**List of tasks**
1) Answer these from the passage on Colorado-New Mexico faults and USArray:
(a) What trend of fault system are the past day's events and the 2001 swarm consistent with?
(b) How many seismometers make up the USArray portable array?
(c) Near what place and on what date did the M 6.0 earthquake shown in the animation occur?
2) Extend the passage on Colorado-New Mexico faults and USArray, picking up after its final sentence.

**Exercise text**

The causative fault(s) lack any surface expression and thus are not included on the interactive USGS Quaternary fault map of Colorado-New Mexico. Nonetheless, the past day’s events and those of a swarm in 2001 are consistent with a north-northeast trending fault system, congruent with east-west extension responsible for forming the Rio Grande Rift.
Michael Conway (23 August 2011)
Earthscope’s mission is to explore the structure and evolution of the North American continent. Their chief tool is the portable array of 400 seismometers, USArray, rolling across the country from west to east. The first footprint was established in 2007 in the western-most U.S. Since then the stations have rolled on and are now deployed from Texas and North Dakota in the west to Alabama and Wisconsin in the east.
Data from USArray fuels models of the structure, i.e., fault distribution and geometry, of the Earth’s crust. If that seems a bit esoteric, those data provide insight into seismic, volcanic and landslide hazards in the continental U.S. This type of large-scale science research has the potential to benefit us all directly or indirectly for generations.
Check out this really fascinating animation of USArray capture of seismic wave propagation from an M 6.0 earthquake near Wells, Nevada on 21 February 2008 (animation).

**Study material**
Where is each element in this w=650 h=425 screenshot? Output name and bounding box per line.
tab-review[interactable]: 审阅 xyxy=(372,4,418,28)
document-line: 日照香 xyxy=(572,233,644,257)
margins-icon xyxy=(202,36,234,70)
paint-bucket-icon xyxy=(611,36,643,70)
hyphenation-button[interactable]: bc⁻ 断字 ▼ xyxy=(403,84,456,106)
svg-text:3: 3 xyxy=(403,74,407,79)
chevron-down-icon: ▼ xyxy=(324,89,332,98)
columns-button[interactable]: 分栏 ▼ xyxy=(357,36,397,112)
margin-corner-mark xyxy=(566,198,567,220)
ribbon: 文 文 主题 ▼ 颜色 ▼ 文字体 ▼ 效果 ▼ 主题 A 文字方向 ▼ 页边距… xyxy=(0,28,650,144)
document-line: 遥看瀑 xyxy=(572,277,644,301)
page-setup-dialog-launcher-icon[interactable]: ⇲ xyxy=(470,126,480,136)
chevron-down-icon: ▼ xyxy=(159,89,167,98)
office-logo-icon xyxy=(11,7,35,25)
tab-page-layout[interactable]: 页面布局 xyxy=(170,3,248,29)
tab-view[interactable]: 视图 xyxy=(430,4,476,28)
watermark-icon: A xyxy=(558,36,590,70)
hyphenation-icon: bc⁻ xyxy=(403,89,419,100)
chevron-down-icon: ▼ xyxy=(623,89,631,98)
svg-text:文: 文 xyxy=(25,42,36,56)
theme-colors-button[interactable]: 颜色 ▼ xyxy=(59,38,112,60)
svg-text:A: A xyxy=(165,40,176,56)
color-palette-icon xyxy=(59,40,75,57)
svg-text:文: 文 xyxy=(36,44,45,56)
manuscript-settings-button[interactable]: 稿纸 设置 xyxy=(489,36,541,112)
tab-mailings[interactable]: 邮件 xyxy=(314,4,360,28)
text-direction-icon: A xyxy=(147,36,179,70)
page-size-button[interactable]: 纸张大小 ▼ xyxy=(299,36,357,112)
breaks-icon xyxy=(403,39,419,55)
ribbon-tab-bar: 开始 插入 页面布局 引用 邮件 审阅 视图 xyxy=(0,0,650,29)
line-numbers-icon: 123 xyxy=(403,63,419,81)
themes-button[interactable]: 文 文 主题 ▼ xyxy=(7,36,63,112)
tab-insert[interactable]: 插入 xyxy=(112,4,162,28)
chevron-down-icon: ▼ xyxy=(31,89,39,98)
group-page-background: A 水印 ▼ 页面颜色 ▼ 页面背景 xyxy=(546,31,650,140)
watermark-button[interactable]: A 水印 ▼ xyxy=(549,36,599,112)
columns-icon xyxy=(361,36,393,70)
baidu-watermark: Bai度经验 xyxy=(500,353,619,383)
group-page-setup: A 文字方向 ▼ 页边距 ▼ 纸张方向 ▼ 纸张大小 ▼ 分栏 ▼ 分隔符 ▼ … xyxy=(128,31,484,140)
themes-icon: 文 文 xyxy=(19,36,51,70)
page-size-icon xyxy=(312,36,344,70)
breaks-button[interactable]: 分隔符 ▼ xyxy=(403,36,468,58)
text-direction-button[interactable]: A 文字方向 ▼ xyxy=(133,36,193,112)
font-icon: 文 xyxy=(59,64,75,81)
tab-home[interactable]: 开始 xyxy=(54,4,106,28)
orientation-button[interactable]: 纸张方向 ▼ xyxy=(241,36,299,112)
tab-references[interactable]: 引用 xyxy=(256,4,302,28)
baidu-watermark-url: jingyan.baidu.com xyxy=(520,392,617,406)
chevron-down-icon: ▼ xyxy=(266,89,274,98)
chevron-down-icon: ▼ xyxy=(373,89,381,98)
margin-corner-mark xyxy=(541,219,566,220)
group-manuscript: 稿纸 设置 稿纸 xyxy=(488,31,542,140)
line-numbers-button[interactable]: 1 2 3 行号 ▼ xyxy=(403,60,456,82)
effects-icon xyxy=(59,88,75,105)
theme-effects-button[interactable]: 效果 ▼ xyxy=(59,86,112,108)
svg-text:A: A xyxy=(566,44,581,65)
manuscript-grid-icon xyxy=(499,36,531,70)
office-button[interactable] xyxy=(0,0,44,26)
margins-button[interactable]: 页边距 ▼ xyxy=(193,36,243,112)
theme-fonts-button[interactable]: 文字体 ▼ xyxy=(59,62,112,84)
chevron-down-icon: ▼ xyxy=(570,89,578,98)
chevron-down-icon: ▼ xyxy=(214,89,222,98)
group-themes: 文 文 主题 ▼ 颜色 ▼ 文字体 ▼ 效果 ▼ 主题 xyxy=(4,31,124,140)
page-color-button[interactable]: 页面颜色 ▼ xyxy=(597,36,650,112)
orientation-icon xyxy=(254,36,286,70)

**Responses in order**
1)
(a) A north-northeast trending fault system.
(b) 400.
(c) Near Wells, Nevada, on 21 February 2008.

2)
Background. From the USArray website, “Each of the Transportable Array stations consists of a three-component broadband seismometer with associated signal processing, power, and communications equipment. In the early phase of the experiment, significant effort was devoted to the design of the temporary vaults to house the instruments, which resulted in a configuration that provides both high-quality data and a data return of greater than 90%.”
Michael Conway (21 August 2011)
The Quake Catcher Network (QCN) is hard at work in the San Francisco Bay area recruiting citizen scientists, deploying low-cost strong motion seismometers, and capturing earthquake data. From QCN website, “The Quake-Catcher Network is a collaborative initiative for developing the world’s largest, low-cost strong-motion seismic network by utilizing sensors in and attached to internet-connected computers.”
And as part of their program, they focus on recruiting schools and thereby getting teachers and students involved. Currently, the program is piloting in parts of western and central U.S. — California, Oregon, Washington, the Wasatch fault in Utah, and the New Madrid fault zone of Missouri – where the probability of large-magnitude earthquakes are greatest.
Sounds like a truly excellent program. Their sponsors include NSF, IRIS, Southern California Earthquake Center, O-NAVI, and United Parcel Service (UPS)
Check them out at Quake Catcher Network.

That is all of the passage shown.